* [Your goal] Output each line of the material exactly as it stands.

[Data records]
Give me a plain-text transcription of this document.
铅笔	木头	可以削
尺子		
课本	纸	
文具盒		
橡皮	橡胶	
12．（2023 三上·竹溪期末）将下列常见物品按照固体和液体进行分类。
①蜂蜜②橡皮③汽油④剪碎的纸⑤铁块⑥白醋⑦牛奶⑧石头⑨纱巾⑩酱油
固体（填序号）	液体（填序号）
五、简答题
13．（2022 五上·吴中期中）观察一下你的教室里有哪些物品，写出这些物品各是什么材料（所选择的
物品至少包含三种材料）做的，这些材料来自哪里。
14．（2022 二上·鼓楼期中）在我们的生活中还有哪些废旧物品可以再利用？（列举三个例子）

* [Finished exercise]
Give me a plain-text transcription of this document.
铅笔	木头	可以削
尺子		
课本	纸	
文具盒		
橡皮	橡胶	
12．（2023 三上·竹溪期末）将下列常见物品按照固体和液体进行分类。
①蜂蜜②橡皮③汽油④剪碎的纸⑤铁块⑥白醋⑦牛奶⑧石头⑨纱巾⑩酱油
固体（填序号）	液体（填序号）
五、简答题
13．（2022 五上·吴中期中）观察一下你的教室里有哪些物品，写出这些物品各是什么材料（所选择的
物品至少包含三种材料）做的，这些材料来自哪里。
14．（2022 二上·鼓楼期中）在我们的生活中还有哪些废旧物品可以再利用？（列举三个例子）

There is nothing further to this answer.